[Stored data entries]
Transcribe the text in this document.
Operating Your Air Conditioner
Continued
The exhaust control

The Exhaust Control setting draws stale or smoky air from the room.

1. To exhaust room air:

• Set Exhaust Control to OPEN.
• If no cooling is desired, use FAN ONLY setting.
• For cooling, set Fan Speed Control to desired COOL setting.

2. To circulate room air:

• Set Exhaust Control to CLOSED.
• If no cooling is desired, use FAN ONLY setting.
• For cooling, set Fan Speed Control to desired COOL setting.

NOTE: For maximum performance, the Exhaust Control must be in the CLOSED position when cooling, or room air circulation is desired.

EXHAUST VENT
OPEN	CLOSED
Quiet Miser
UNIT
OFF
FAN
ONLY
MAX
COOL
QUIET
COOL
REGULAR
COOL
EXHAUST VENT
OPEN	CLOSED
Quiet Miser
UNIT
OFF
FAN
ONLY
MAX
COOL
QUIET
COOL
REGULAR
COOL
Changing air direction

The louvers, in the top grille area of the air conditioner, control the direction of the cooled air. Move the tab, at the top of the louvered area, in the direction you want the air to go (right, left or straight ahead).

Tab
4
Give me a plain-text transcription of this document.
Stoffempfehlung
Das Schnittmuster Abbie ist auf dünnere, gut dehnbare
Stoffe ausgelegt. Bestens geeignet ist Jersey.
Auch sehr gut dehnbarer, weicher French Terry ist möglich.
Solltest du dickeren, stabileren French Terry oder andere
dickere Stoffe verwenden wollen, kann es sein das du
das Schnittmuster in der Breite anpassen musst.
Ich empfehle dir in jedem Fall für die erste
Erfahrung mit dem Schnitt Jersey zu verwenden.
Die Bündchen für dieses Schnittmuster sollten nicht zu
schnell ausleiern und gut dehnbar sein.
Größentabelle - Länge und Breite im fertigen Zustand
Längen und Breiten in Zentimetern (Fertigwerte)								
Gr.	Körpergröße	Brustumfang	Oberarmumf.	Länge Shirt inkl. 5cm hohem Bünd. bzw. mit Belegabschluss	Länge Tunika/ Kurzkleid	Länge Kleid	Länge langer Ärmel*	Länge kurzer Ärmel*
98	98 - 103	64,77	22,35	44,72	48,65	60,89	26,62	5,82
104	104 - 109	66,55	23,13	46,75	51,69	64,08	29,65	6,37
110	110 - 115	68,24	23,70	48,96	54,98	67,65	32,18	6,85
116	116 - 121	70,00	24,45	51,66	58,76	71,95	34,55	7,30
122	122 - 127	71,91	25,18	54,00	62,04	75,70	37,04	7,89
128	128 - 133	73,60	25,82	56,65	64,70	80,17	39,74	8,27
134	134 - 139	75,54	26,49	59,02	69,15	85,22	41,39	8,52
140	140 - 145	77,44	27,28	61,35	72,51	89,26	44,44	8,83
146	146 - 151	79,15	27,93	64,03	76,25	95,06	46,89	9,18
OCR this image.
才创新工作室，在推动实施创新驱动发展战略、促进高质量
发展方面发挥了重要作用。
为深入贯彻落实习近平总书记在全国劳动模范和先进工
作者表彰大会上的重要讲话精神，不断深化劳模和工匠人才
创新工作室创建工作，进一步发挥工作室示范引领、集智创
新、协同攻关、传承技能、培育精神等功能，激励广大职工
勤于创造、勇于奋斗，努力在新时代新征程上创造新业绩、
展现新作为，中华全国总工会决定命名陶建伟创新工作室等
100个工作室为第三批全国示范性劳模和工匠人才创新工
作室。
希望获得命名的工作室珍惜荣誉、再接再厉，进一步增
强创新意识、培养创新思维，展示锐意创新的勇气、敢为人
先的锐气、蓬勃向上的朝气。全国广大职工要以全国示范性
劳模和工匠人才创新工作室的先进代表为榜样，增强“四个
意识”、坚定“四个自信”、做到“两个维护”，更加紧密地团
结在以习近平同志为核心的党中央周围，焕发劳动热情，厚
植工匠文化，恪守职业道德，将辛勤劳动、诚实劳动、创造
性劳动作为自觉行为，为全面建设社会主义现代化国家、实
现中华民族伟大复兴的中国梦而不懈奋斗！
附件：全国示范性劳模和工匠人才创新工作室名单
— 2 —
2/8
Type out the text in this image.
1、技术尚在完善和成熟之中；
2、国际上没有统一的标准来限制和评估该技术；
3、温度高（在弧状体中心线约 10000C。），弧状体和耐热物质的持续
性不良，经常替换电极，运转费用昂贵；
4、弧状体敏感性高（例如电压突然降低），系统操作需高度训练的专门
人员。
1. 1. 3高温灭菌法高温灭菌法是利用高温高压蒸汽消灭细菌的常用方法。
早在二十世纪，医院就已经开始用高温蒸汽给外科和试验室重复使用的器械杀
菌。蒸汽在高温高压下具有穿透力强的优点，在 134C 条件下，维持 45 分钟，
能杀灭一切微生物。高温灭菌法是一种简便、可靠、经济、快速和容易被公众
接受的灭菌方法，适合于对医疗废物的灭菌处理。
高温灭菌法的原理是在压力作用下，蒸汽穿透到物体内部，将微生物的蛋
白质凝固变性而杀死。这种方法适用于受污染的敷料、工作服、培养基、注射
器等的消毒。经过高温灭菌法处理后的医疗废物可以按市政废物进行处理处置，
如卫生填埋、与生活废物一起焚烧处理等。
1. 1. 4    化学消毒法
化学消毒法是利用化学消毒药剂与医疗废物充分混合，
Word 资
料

[SHORT EXERCISE] Return all of the data word for word.

[ANSWER FOR THE TASK]
Transcribe the text in this document.
Operating Your Air Conditioner
Continued
The exhaust control

The Exhaust Control setting draws stale or smoky air from the room.

1. To exhaust room air:

• Set Exhaust Control to OPEN.
• If no cooling is desired, use FAN ONLY setting.
• For cooling, set Fan Speed Control to desired COOL setting.

2. To circulate room air:

• Set Exhaust Control to CLOSED.
• If no cooling is desired, use FAN ONLY setting.
• For cooling, set Fan Speed Control to desired COOL setting.

NOTE: For maximum performance, the Exhaust Control must be in the CLOSED position when cooling, or room air circulation is desired.

EXHAUST VENT
OPEN	CLOSED
Quiet Miser
UNIT
OFF
FAN
ONLY
MAX
COOL
QUIET
COOL
REGULAR
COOL
EXHAUST VENT
OPEN	CLOSED
Quiet Miser
UNIT
OFF
FAN
ONLY
MAX
COOL
QUIET
COOL
REGULAR
COOL
Changing air direction

The louvers, in the top grille area of the air conditioner, control the direction of the cooled air. Move the tab, at the top of the louvered area, in the direction you want the air to go (right, left or straight ahead).

Tab
4
Give me a plain-text transcription of this document.
Stoffempfehlung
Das Schnittmuster Abbie ist auf dünnere, gut dehnbare
Stoffe ausgelegt. Bestens geeignet ist Jersey.
Auch sehr gut dehnbarer, weicher French Terry ist möglich.
Solltest du dickeren, stabileren French Terry oder andere
dickere Stoffe verwenden wollen, kann es sein das du
das Schnittmuster in der Breite anpassen musst.
Ich empfehle dir in jedem Fall für die erste
Erfahrung mit dem Schnitt Jersey zu verwenden.
Die Bündchen für dieses Schnittmuster sollten nicht zu
schnell ausleiern und gut dehnbar sein.
Größentabelle - Länge und Breite im fertigen Zustand
Längen und Breiten in Zentimetern (Fertigwerte)								
Gr.	Körpergröße	Brustumfang	Oberarmumf.	Länge Shirt inkl. 5cm hohem Bünd. bzw. mit Belegabschluss	Länge Tunika/ Kurzkleid	Länge Kleid	Länge langer Ärmel*	Länge kurzer Ärmel*
98	98 - 103	64,77	22,35	44,72	48,65	60,89	26,62	5,82
104	104 - 109	66,55	23,13	46,75	51,69	64,08	29,65	6,37
110	110 - 115	68,24	23,70	48,96	54,98	67,65	32,18	6,85
116	116 - 121	70,00	24,45	51,66	58,76	71,95	34,55	7,30
122	122 - 127	71,91	25,18	54,00	62,04	75,70	37,04	7,89
128	128 - 133	73,60	25,82	56,65	64,70	80,17	39,74	8,27
134	134 - 139	75,54	26,49	59,02	69,15	85,22	41,39	8,52
140	140 - 145	77,44	27,28	61,35	72,51	89,26	44,44	8,83
146	146 - 151	79,15	27,93	64,03	76,25	95,06	46,89	9,18
OCR this image.
才创新工作室，在推动实施创新驱动发展战略、促进高质量
发展方面发挥了重要作用。
为深入贯彻落实习近平总书记在全国劳动模范和先进工
作者表彰大会上的重要讲话精神，不断深化劳模和工匠人才
创新工作室创建工作，进一步发挥工作室示范引领、集智创
新、协同攻关、传承技能、培育精神等功能，激励广大职工
勤于创造、勇于奋斗，努力在新时代新征程上创造新业绩、
展现新作为，中华全国总工会决定命名陶建伟创新工作室等
100个工作室为第三批全国示范性劳模和工匠人才创新工
作室。
希望获得命名的工作室珍惜荣誉、再接再厉，进一步增
强创新意识、培养创新思维，展示锐意创新的勇气、敢为人
先的锐气、蓬勃向上的朝气。全国广大职工要以全国示范性
劳模和工匠人才创新工作室的先进代表为榜样，增强“四个
意识”、坚定“四个自信”、做到“两个维护”，更加紧密地团
结在以习近平同志为核心的党中央周围，焕发劳动热情，厚
植工匠文化，恪守职业道德，将辛勤劳动、诚实劳动、创造
性劳动作为自觉行为，为全面建设社会主义现代化国家、实
现中华民族伟大复兴的中国梦而不懈奋斗！
附件：全国示范性劳模和工匠人才创新工作室名单
— 2 —
2/8
Type out the text in this image.
1、技术尚在完善和成熟之中；
2、国际上没有统一的标准来限制和评估该技术；
3、温度高（在弧状体中心线约 10000C。），弧状体和耐热物质的持续
性不良，经常替换电极，运转费用昂贵；
4、弧状体敏感性高（例如电压突然降低），系统操作需高度训练的专门
人员。
1. 1. 3高温灭菌法高温灭菌法是利用高温高压蒸汽消灭细菌的常用方法。
早在二十世纪，医院就已经开始用高温蒸汽给外科和试验室重复使用的器械杀
菌。蒸汽在高温高压下具有穿透力强的优点，在 134C 条件下，维持 45 分钟，
能杀灭一切微生物。高温灭菌法是一种简便、可靠、经济、快速和容易被公众
接受的灭菌方法，适合于对医疗废物的灭菌处理。
高温灭菌法的原理是在压力作用下，蒸汽穿透到物体内部，将微生物的蛋
白质凝固变性而杀死。这种方法适用于受污染的敷料、工作服、培养基、注射
器等的消毒。经过高温灭菌法处理后的医疗废物可以按市政废物进行处理处置，
如卫生填埋、与生活废物一起焚烧处理等。
1. 1. 4    化学消毒法
化学消毒法是利用化学消毒药剂与医疗废物充分混合，
Word 资
料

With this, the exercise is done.